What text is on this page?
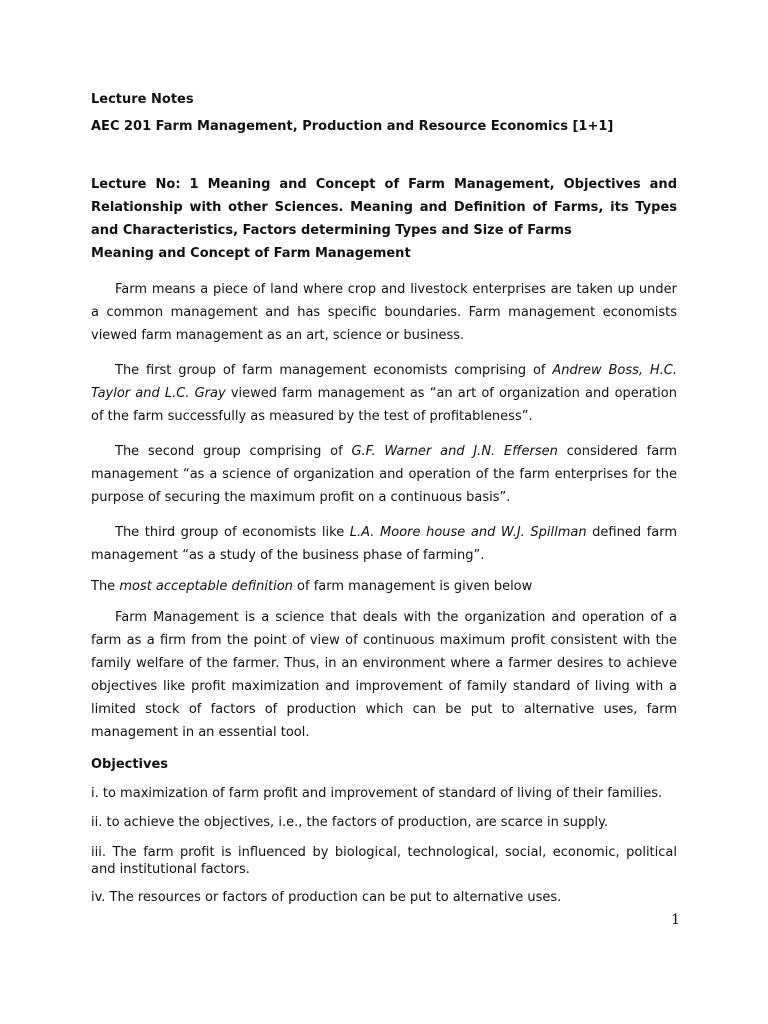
Lecture Notes

AEC 201 Farm Management, Production and Resource Economics [1+1]

Lecture No: 1 Meaning and Concept of Farm Management, Objectives and Relationship with other Sciences. Meaning and Definition of Farms, its Types and Characteristics, Factors determining Types and Size of Farms

Meaning and Concept of Farm Management

Farm means a piece of land where crop and livestock enterprises are taken up under a common management and has specific boundaries. Farm management economists viewed farm management as an art, science or business.

The first group of farm management economists comprising of Andrew Boss, H.C. Taylor and L.C. Gray viewed farm management as “an art of organization and operation of the farm successfully as measured by the test of profitableness”.

The second group comprising of G.F. Warner and J.N. Effersen considered farm management “as a science of organization and operation of the farm enterprises for the purpose of securing the maximum profit on a continuous basis”.

The third group of economists like L.A. Moore house and W.J. Spillman defined farm management “as a study of the business phase of farming”.

The most acceptable definition of farm management is given below

Farm Management is a science that deals with the organization and operation of a farm as a firm from the point of view of continuous maximum profit consistent with the family welfare of the farmer. Thus, in an environment where a farmer desires to achieve objectives like profit maximization and improvement of family standard of living with a limited stock of factors of production which can be put to alternative uses, farm management in an essential tool.

Objectives

i. to maximization of farm profit and improvement of standard of living of their families.

ii. to achieve the objectives, i.e., the factors of production, are scarce in supply.

iii. The farm profit is influenced by biological, technological, social, economic, political and institutional factors.

iv. The resources or factors of production can be put to alternative uses.

1
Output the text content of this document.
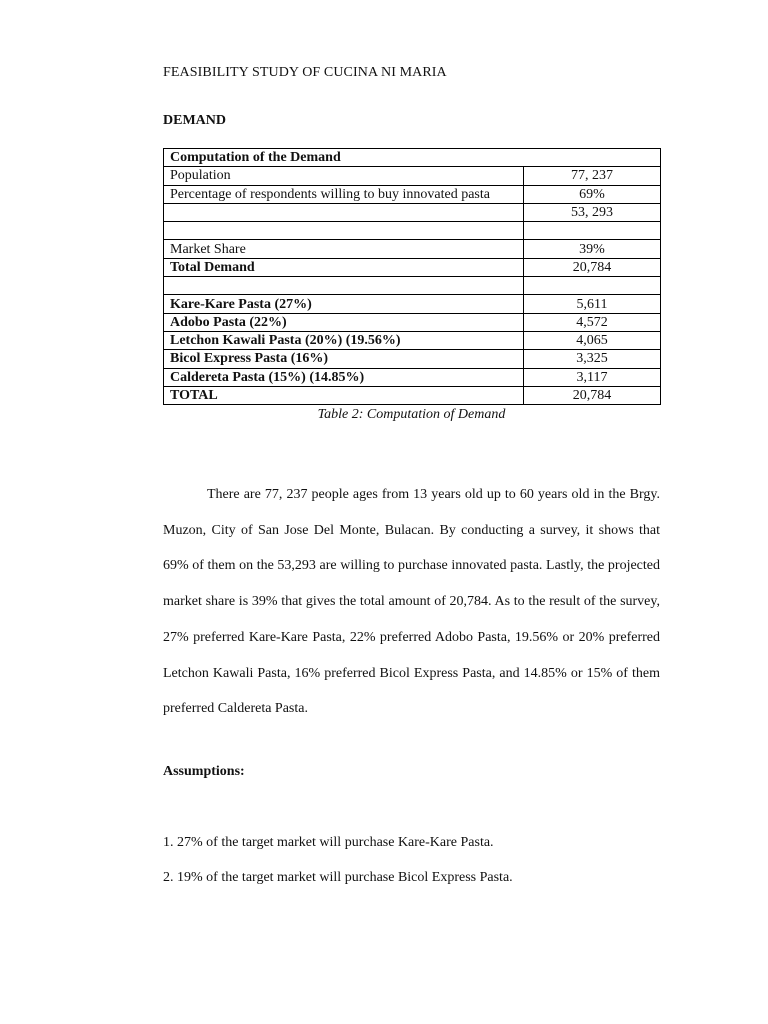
FEASIBILITY STUDY OF CUCINA NI MARIA
DEMAND
Computation of the Demand	
Population	77, 237
Percentage of respondents willing to buy innovated pasta	69%
	53, 293

Market Share	39%
Total Demand	20,784

Kare-Kare Pasta (27%)	5,611
Adobo Pasta (22%)	4,572
Letchon Kawali Pasta (20%) (19.56%)	4,065
Bicol Express Pasta (16%)	3,325
Caldereta Pasta (15%) (14.85%)	3,117
TOTAL	20,784
Table 2: Computation of Demand
There are 77, 237 people ages from 13 years old up to 60 years old in the Brgy. Muzon, City of San Jose Del Monte, Bulacan. By conducting a survey, it shows that 69% of them on the 53,293 are willing to purchase innovated pasta. Lastly, the projected market share is 39% that gives the total amount of 20,784. As to the result of the survey, 27% preferred Kare-Kare Pasta, 22% preferred Adobo Pasta, 19.56% or 20% preferred Letchon Kawali Pasta, 16% preferred Bicol Express Pasta, and 14.85% or 15% of them preferred Caldereta Pasta.
Assumptions:
1. 27% of the target market will purchase Kare-Kare Pasta.
2. 19% of the target market will purchase Bicol Express Pasta.
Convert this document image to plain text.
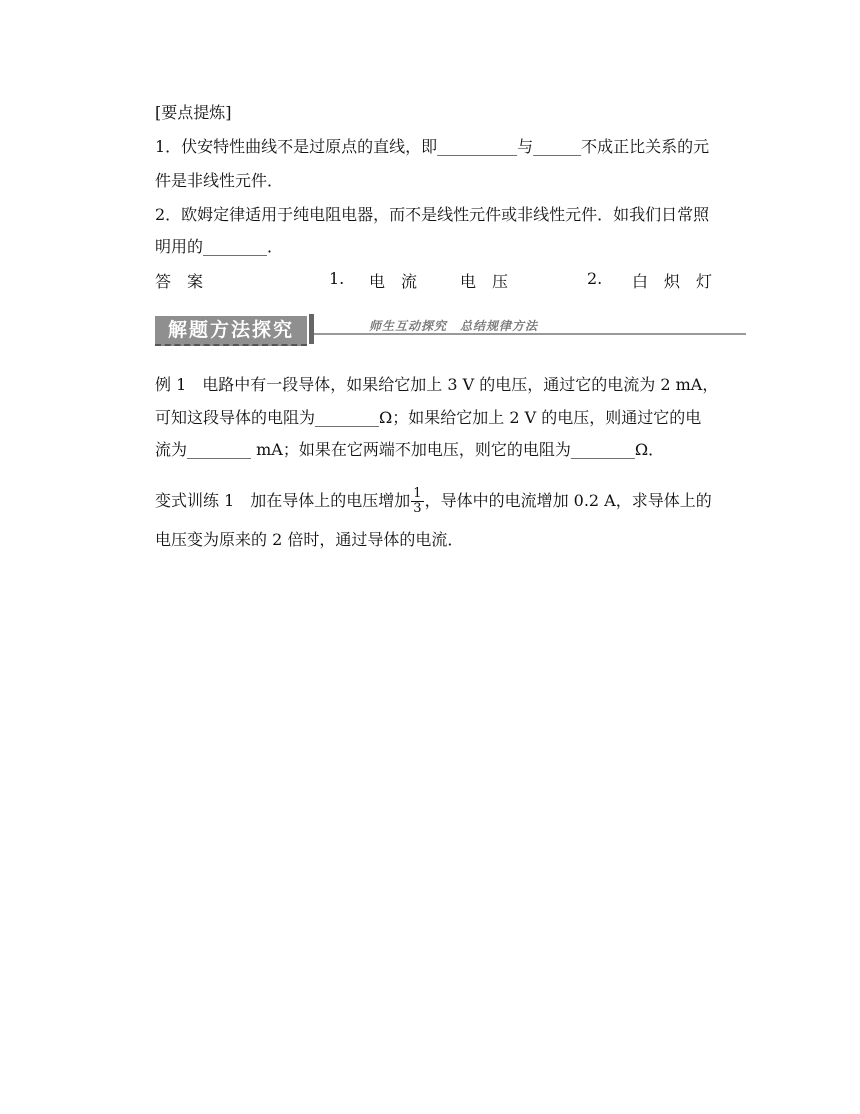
[要点提炼]
1．伏安特性曲线不是过原点的直线，即__________与______不成正比关系的元
件是非线性元件．
2．欧姆定律适用于纯电阻电器，而不是线性元件或非线性元件．如我们日常照
明用的________．
答　案	1. 电　流	电　压	2. 白　炽　灯
解题方法探究	师生互动探究　总结规律方法
例 1　电路中有一段导体，如果给它加上 3 V 的电压，通过它的电流为 2 mA，
可知这段导体的电阻为________Ω；如果给它加上 2 V 的电压，则通过它的电
流为________ mA；如果在它两端不加电压，则它的电阻为________Ω．
变式训练 1　加在导体上的电压增加 $\frac{1}{3}$ ，导体中的电流增加 0.2 A，求导体上的
电压变为原来的 2 倍时，通过导体的电流．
********
Written task => Pictures don't belong in the copy. Transcribe every record exactly as it appears.

Exercise output =>
What text is on this page?
Lecture Notes

AEC 201 Farm Management, Production and Resource Economics [1+1]

Lecture No: 1 Meaning and Concept of Farm Management, Objectives and Relationship with other Sciences. Meaning and Definition of Farms, its Types and Characteristics, Factors determining Types and Size of Farms

Meaning and Concept of Farm Management

Farm means a piece of land where crop and livestock enterprises are taken up under a common management and has specific boundaries. Farm management economists viewed farm management as an art, science or business.

The first group of farm management economists comprising of Andrew Boss, H.C. Taylor and L.C. Gray viewed farm management as “an art of organization and operation of the farm successfully as measured by the test of profitableness”.

The second group comprising of G.F. Warner and J.N. Effersen considered farm management “as a science of organization and operation of the farm enterprises for the purpose of securing the maximum profit on a continuous basis”.

The third group of economists like L.A. Moore house and W.J. Spillman defined farm management “as a study of the business phase of farming”.

The most acceptable definition of farm management is given below

Farm Management is a science that deals with the organization and operation of a farm as a firm from the point of view of continuous maximum profit consistent with the family welfare of the farmer. Thus, in an environment where a farmer desires to achieve objectives like profit maximization and improvement of family standard of living with a limited stock of factors of production which can be put to alternative uses, farm management in an essential tool.

Objectives

i. to maximization of farm profit and improvement of standard of living of their families.

ii. to achieve the objectives, i.e., the factors of production, are scarce in supply.

iii. The farm profit is influenced by biological, technological, social, economic, political and institutional factors.

iv. The resources or factors of production can be put to alternative uses.

1
Output the text content of this document.
FEASIBILITY STUDY OF CUCINA NI MARIA
DEMAND
Computation of the Demand	
Population	77, 237
Percentage of respondents willing to buy innovated pasta	69%
	53, 293

Market Share	39%
Total Demand	20,784

Kare-Kare Pasta (27%)	5,611
Adobo Pasta (22%)	4,572
Letchon Kawali Pasta (20%) (19.56%)	4,065
Bicol Express Pasta (16%)	3,325
Caldereta Pasta (15%) (14.85%)	3,117
TOTAL	20,784
Table 2: Computation of Demand
There are 77, 237 people ages from 13 years old up to 60 years old in the Brgy. Muzon, City of San Jose Del Monte, Bulacan. By conducting a survey, it shows that 69% of them on the 53,293 are willing to purchase innovated pasta. Lastly, the projected market share is 39% that gives the total amount of 20,784. As to the result of the survey, 27% preferred Kare-Kare Pasta, 22% preferred Adobo Pasta, 19.56% or 20% preferred Letchon Kawali Pasta, 16% preferred Bicol Express Pasta, and 14.85% or 15% of them preferred Caldereta Pasta.
Assumptions:
1. 27% of the target market will purchase Kare-Kare Pasta.
2. 19% of the target market will purchase Bicol Express Pasta.
Convert this document image to plain text.
[要点提炼]
1．伏安特性曲线不是过原点的直线，即__________与______不成正比关系的元
件是非线性元件．
2．欧姆定律适用于纯电阻电器，而不是线性元件或非线性元件．如我们日常照
明用的________．
答　案	1. 电　流	电　压	2. 白　炽　灯
解题方法探究	师生互动探究　总结规律方法
例 1　电路中有一段导体，如果给它加上 3 V 的电压，通过它的电流为 2 mA，
可知这段导体的电阻为________Ω；如果给它加上 2 V 的电压，则通过它的电
流为________ mA；如果在它两端不加电压，则它的电阻为________Ω．
变式训练 1　加在导体上的电压增加 $\frac{1}{3}$ ，导体中的电流增加 0.2 A，求导体上的
电压变为原来的 2 倍时，通过导体的电流．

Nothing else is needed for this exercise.